▸ **What you will do**
Tally up the lines below that include the word "JSON". Answer with the number alone.

▸ **Data shown**
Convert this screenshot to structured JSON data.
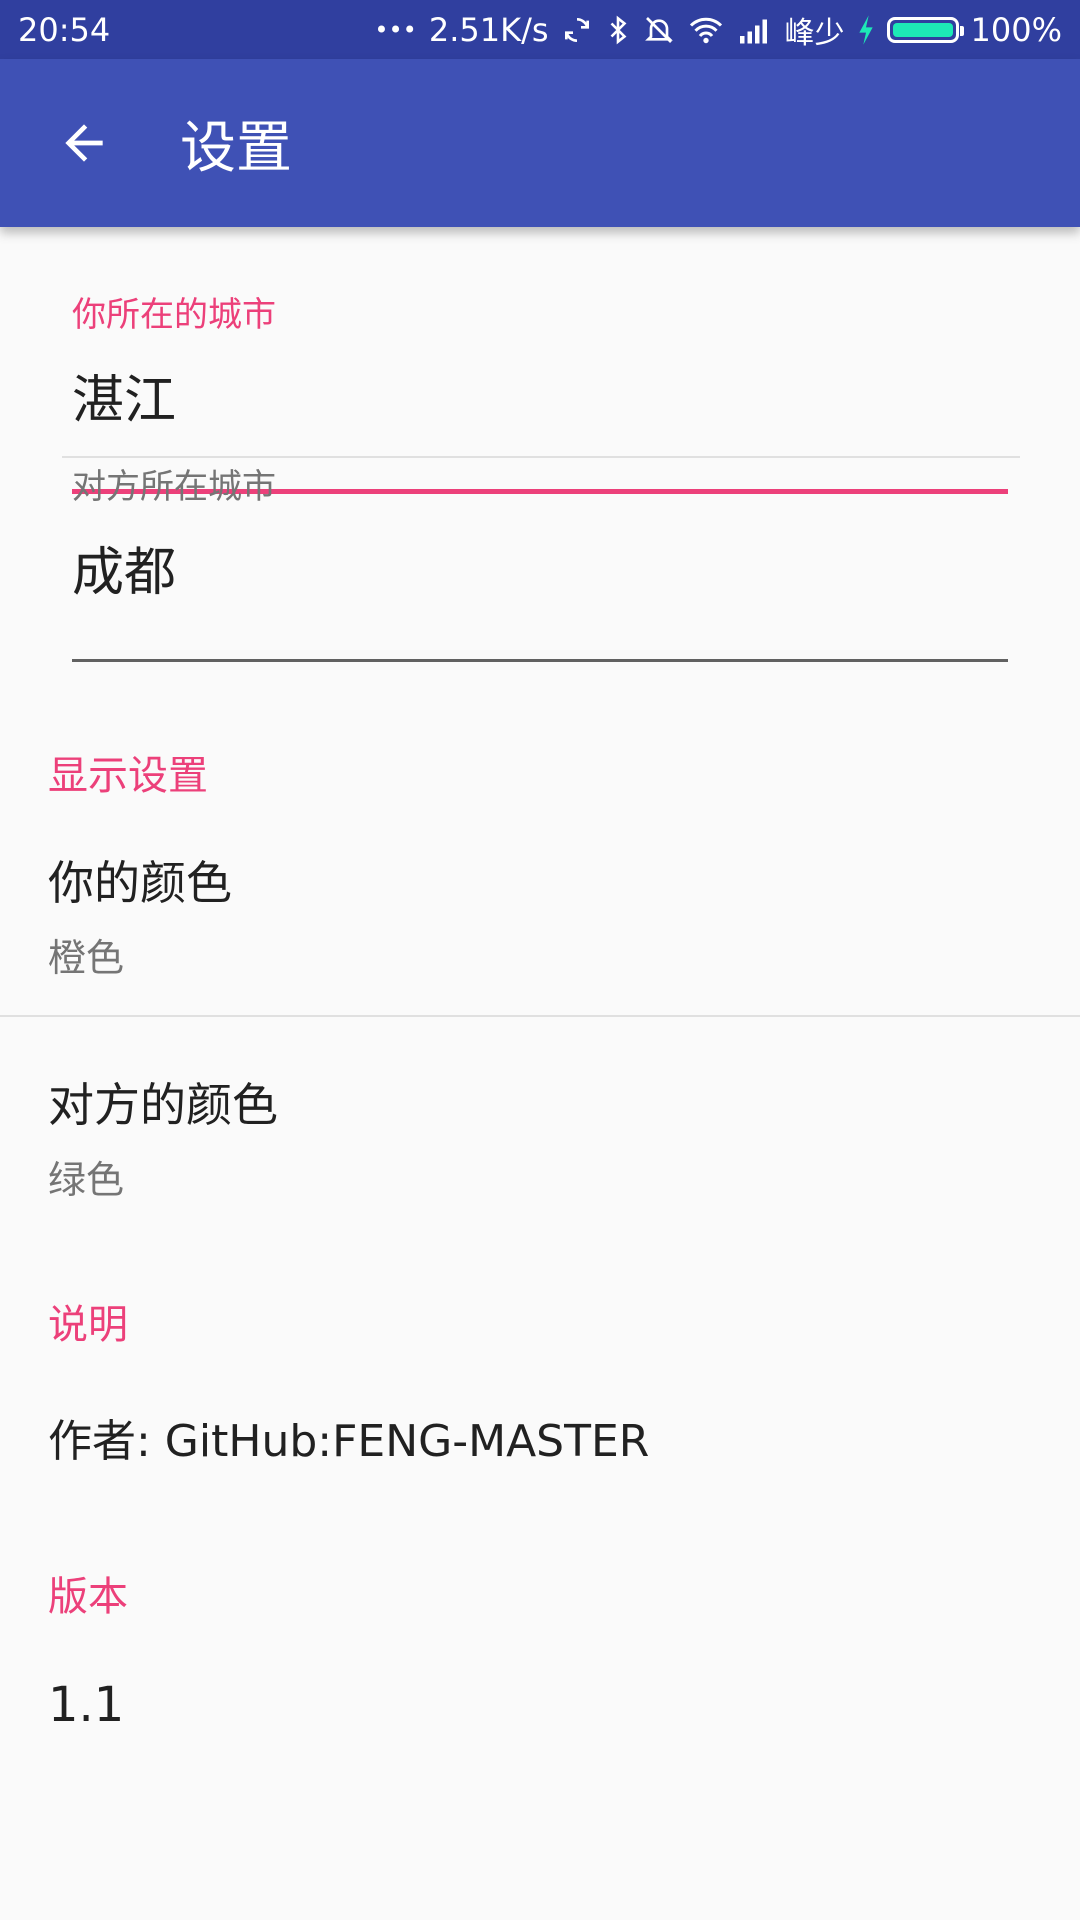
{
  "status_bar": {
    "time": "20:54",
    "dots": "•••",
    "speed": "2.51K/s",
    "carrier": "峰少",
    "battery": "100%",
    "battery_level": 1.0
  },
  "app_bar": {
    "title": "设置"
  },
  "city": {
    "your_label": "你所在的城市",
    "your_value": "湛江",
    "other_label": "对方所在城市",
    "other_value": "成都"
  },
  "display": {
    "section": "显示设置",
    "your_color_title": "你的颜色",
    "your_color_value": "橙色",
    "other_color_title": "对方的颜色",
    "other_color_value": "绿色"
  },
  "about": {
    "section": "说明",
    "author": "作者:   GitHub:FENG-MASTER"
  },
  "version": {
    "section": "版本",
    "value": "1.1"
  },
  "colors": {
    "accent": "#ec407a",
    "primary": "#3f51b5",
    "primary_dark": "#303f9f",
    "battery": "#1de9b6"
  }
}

...

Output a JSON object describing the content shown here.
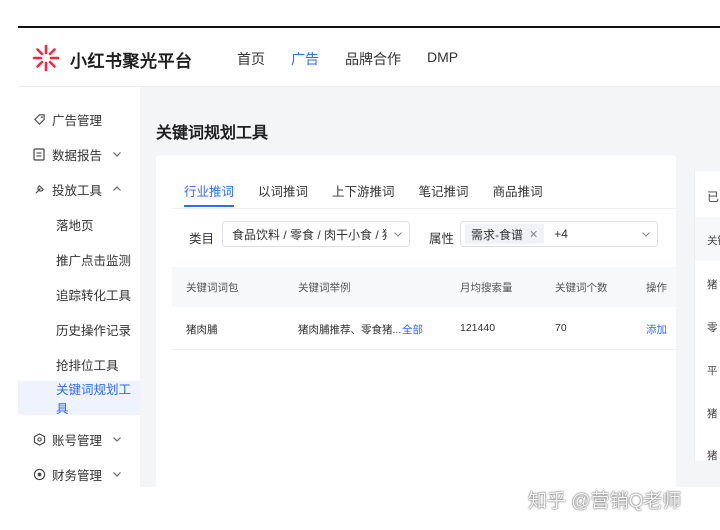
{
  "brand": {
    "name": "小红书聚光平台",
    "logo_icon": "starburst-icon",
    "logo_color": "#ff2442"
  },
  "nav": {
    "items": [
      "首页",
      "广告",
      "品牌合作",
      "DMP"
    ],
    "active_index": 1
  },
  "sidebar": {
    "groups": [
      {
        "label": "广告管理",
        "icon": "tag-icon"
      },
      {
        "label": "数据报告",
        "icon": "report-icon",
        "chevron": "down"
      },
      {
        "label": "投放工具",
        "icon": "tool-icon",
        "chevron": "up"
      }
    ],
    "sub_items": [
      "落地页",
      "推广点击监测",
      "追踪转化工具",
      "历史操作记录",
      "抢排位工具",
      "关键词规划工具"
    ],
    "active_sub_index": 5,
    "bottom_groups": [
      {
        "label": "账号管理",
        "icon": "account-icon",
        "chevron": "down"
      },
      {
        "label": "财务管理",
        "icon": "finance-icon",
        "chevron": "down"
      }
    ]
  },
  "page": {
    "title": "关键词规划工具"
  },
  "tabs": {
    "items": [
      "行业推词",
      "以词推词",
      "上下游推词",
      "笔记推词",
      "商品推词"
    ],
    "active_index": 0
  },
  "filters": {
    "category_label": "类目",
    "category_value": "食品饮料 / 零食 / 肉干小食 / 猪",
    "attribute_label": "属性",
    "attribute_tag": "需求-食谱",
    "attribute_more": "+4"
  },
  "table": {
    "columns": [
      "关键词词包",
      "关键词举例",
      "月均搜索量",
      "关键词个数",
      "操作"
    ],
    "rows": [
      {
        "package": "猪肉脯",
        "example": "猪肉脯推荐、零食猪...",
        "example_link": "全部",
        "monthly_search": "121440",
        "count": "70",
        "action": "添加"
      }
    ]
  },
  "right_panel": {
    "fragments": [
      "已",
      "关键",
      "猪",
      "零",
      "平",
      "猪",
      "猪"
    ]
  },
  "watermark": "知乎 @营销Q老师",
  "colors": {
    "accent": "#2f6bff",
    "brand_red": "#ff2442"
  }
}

▸ **Reply to the exercise**
2